> [Aim of the exercise]
Copy the lines of the records below word for word, starting at the line that contains "Patent image size: (944, 454)." and ending at the last line of the records.

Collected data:
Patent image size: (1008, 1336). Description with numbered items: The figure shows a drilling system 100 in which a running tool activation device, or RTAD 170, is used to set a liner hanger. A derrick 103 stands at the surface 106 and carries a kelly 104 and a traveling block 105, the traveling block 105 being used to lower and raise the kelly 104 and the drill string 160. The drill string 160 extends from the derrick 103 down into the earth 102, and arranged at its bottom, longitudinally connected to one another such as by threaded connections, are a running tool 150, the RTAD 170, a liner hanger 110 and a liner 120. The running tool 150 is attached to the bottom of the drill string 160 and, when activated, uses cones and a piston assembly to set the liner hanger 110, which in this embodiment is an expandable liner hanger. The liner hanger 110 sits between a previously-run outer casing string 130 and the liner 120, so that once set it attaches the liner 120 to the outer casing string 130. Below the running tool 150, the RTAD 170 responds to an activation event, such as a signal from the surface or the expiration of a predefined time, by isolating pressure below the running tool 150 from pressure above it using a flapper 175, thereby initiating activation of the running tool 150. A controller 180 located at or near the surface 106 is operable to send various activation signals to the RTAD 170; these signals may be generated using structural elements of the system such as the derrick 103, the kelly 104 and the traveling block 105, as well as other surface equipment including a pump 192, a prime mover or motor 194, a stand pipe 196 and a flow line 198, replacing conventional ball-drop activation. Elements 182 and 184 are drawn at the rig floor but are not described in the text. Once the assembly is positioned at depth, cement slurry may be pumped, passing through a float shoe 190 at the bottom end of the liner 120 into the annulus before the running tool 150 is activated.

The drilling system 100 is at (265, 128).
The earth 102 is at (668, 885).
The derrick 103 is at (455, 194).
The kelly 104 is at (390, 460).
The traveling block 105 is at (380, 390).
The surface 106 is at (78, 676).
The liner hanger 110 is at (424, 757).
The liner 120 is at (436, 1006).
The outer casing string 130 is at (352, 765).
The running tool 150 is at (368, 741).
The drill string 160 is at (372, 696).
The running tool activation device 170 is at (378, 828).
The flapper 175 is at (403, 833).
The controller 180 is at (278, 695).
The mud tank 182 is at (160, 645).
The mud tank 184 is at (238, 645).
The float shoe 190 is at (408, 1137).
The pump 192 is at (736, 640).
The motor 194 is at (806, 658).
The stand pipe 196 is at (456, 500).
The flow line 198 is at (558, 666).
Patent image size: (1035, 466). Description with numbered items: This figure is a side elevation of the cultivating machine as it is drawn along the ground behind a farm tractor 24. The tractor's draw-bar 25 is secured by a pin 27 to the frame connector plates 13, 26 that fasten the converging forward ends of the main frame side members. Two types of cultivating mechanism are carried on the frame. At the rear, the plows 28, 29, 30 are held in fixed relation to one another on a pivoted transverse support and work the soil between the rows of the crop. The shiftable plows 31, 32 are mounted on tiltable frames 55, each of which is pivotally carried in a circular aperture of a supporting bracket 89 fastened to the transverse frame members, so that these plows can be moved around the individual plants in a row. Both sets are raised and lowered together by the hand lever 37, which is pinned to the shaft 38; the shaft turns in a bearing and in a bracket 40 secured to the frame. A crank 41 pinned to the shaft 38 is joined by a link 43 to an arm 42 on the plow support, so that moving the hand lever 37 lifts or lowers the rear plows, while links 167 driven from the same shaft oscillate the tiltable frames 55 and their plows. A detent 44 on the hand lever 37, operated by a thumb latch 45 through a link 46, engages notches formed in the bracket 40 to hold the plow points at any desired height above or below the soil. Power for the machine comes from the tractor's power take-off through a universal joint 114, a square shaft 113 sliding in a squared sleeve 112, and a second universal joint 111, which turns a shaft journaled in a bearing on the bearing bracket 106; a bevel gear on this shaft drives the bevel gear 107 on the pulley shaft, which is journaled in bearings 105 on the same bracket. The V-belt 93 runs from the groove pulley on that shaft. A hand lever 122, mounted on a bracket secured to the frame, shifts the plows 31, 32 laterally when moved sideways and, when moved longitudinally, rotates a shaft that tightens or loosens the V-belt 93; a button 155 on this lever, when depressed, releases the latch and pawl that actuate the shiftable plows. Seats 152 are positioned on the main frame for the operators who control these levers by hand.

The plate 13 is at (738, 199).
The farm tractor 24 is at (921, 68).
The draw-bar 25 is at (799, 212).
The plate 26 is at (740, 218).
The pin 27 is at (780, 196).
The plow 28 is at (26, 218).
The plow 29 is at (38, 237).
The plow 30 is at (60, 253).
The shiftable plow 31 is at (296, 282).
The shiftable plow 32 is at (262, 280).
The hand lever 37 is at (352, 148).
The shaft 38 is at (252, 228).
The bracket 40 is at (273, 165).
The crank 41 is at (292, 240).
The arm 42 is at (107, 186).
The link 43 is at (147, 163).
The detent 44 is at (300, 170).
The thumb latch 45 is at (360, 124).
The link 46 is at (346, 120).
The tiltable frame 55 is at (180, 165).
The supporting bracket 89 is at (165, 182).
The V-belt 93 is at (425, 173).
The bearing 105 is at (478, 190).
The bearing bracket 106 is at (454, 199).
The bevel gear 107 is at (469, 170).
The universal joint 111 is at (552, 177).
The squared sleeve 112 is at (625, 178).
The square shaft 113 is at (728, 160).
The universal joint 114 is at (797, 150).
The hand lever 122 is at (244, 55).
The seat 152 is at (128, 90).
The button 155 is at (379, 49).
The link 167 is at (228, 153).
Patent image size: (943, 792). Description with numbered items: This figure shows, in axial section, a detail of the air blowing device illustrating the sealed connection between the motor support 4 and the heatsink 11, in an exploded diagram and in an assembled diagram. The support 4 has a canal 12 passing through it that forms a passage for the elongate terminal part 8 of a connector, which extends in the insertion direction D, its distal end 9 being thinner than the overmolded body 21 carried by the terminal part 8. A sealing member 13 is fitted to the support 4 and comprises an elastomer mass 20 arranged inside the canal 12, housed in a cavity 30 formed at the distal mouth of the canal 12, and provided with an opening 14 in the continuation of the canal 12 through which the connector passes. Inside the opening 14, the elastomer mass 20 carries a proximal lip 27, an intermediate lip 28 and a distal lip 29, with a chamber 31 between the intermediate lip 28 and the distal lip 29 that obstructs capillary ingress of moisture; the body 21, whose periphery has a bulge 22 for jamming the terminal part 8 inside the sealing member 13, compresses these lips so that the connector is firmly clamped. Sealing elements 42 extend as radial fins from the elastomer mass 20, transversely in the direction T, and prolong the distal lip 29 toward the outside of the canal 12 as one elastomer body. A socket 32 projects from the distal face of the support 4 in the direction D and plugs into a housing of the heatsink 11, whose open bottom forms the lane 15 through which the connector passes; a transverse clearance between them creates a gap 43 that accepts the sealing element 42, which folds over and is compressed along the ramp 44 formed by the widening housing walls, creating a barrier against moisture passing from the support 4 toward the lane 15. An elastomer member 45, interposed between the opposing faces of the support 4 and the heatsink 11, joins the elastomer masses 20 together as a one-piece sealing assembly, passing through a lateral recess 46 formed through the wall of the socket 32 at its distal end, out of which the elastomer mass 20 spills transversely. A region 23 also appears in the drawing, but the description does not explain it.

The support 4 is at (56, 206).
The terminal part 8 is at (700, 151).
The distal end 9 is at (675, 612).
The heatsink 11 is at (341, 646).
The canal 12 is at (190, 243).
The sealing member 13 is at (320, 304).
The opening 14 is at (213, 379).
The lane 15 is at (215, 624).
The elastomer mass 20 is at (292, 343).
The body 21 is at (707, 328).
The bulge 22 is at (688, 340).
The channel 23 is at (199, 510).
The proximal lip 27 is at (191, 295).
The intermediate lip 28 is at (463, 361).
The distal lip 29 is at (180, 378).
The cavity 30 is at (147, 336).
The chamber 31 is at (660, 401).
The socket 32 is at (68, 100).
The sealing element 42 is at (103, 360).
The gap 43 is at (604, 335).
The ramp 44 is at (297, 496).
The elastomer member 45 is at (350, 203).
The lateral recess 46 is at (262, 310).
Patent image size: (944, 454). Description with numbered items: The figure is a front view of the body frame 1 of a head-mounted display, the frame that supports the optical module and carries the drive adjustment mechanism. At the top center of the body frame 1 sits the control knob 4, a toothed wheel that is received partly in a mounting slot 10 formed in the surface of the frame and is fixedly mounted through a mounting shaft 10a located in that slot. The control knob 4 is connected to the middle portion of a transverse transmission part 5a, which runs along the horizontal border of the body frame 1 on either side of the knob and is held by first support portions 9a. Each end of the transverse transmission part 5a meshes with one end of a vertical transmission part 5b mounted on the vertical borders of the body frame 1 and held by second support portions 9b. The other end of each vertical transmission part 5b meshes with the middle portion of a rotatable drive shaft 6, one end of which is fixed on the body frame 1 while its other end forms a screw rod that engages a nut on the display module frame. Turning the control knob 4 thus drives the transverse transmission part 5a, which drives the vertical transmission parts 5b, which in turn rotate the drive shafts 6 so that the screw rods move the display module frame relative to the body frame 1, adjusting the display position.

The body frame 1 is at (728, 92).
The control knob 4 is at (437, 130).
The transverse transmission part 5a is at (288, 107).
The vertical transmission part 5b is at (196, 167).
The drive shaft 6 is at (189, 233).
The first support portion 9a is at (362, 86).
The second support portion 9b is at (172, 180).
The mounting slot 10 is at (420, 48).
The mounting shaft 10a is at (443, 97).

> [Complete output]
Patent image size: (944, 454). Description with numbered items: The figure is a front view of the body frame 1 of a head-mounted display, the frame that supports the optical module and carries the drive adjustment mechanism. At the top center of the body frame 1 sits the control knob 4, a toothed wheel that is received partly in a mounting slot 10 formed in the surface of the frame and is fixedly mounted through a mounting shaft 10a located in that slot. The control knob 4 is connected to the middle portion of a transverse transmission part 5a, which runs along the horizontal border of the body frame 1 on either side of the knob and is held by first support portions 9a. Each end of the transverse transmission part 5a meshes with one end of a vertical transmission part 5b mounted on the vertical borders of the body frame 1 and held by second support portions 9b. The other end of each vertical transmission part 5b meshes with the middle portion of a rotatable drive shaft 6, one end of which is fixed on the body frame 1 while its other end forms a screw rod that engages a nut on the display module frame. Turning the control knob 4 thus drives the transverse transmission part 5a, which drives the vertical transmission parts 5b, which in turn rotate the drive shafts 6 so that the screw rods move the display module frame relative to the body frame 1, adjusting the display position.

The body frame 1 is at (728, 92).
The control knob 4 is at (437, 130).
The transverse transmission part 5a is at (288, 107).
The vertical transmission part 5b is at (196, 167).
The drive shaft 6 is at (189, 233).
The first support portion 9a is at (362, 86).
The second support portion 9b is at (172, 180).
The mounting slot 10 is at (420, 48).
The mounting shaft 10a is at (443, 97).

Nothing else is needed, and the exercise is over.